* begin DATA SUPPLIED *

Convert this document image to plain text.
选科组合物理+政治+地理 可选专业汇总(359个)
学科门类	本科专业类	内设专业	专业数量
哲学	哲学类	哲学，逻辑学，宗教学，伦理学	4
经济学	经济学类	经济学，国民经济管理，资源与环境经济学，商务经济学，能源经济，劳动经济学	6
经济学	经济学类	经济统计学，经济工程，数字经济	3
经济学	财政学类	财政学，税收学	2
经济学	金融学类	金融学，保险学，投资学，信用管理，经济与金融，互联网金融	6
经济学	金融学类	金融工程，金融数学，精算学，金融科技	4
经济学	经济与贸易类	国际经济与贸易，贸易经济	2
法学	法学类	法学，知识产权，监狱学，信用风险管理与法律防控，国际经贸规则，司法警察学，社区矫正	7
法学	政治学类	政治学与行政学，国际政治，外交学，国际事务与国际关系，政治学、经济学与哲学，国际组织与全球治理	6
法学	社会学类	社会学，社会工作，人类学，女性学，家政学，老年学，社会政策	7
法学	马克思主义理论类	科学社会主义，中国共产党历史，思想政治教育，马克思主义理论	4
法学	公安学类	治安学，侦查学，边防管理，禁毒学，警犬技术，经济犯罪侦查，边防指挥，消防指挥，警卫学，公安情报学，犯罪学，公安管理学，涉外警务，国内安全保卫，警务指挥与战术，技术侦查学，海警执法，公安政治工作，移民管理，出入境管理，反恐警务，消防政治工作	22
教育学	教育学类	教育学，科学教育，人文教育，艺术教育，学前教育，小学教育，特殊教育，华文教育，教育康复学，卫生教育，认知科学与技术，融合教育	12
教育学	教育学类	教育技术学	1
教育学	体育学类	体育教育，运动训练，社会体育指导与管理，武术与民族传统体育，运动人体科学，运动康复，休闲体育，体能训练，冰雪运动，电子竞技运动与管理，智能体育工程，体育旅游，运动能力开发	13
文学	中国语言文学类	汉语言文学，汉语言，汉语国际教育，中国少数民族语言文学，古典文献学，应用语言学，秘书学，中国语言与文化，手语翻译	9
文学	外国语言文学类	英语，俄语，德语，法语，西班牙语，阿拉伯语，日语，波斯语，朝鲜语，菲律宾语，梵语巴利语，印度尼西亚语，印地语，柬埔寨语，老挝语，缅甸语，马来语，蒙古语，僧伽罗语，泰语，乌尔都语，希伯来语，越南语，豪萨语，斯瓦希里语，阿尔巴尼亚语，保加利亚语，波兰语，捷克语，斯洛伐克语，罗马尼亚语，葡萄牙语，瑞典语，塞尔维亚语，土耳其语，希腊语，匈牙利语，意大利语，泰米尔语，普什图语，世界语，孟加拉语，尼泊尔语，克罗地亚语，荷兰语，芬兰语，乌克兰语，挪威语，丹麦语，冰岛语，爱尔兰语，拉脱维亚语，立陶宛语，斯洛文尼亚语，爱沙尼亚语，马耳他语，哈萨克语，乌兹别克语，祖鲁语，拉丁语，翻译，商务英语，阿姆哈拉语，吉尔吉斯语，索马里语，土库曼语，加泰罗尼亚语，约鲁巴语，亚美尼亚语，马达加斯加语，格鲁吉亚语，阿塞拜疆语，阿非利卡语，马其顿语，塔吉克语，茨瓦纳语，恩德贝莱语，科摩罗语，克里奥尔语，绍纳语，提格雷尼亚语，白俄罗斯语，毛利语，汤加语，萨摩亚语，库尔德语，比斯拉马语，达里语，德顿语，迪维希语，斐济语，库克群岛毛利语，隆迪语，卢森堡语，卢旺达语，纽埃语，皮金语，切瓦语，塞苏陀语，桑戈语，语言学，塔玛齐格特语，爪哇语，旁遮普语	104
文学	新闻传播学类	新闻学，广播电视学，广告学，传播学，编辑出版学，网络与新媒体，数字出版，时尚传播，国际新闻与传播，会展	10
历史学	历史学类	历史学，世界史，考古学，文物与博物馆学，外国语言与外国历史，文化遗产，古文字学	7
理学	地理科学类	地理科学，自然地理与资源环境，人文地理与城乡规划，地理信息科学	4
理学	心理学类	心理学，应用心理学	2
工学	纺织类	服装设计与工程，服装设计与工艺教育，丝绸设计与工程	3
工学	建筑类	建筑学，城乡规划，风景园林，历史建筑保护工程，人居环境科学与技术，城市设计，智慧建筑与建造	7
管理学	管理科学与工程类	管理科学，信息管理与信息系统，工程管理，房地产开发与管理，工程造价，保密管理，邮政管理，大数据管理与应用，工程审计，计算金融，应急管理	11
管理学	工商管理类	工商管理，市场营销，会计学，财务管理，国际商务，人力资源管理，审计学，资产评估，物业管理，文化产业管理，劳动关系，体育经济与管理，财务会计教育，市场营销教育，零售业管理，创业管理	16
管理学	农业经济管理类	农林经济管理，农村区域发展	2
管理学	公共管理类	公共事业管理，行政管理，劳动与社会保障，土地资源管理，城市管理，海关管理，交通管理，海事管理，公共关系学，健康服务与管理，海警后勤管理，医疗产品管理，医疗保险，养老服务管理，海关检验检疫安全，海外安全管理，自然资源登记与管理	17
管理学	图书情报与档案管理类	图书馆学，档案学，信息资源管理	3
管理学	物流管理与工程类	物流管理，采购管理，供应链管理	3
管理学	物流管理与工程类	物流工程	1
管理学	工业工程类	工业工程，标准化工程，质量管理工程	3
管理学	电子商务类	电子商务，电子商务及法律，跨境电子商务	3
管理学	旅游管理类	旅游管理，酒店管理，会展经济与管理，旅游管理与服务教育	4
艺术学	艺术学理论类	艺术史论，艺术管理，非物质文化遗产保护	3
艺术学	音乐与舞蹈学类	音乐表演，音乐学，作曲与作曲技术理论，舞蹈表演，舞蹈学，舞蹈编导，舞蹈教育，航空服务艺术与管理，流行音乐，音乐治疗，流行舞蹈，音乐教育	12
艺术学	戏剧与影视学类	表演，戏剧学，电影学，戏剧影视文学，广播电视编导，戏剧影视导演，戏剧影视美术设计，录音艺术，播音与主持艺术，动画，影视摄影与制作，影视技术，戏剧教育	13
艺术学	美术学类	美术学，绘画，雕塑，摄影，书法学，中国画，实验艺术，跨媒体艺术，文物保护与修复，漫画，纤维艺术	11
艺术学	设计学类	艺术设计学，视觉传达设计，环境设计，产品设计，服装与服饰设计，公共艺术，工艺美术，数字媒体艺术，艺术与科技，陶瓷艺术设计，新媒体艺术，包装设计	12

* end DATA SUPPLIED *

GOAL: Pick out each line above that includes "经济学类" and show it.

RESULT OF THIS EXERCISE:
经济学	经济学类	经济学，国民经济管理，资源与环境经济学，商务经济学，能源经济，劳动经济学	6
经济学	经济学类	经济统计学，经济工程，数字经济	3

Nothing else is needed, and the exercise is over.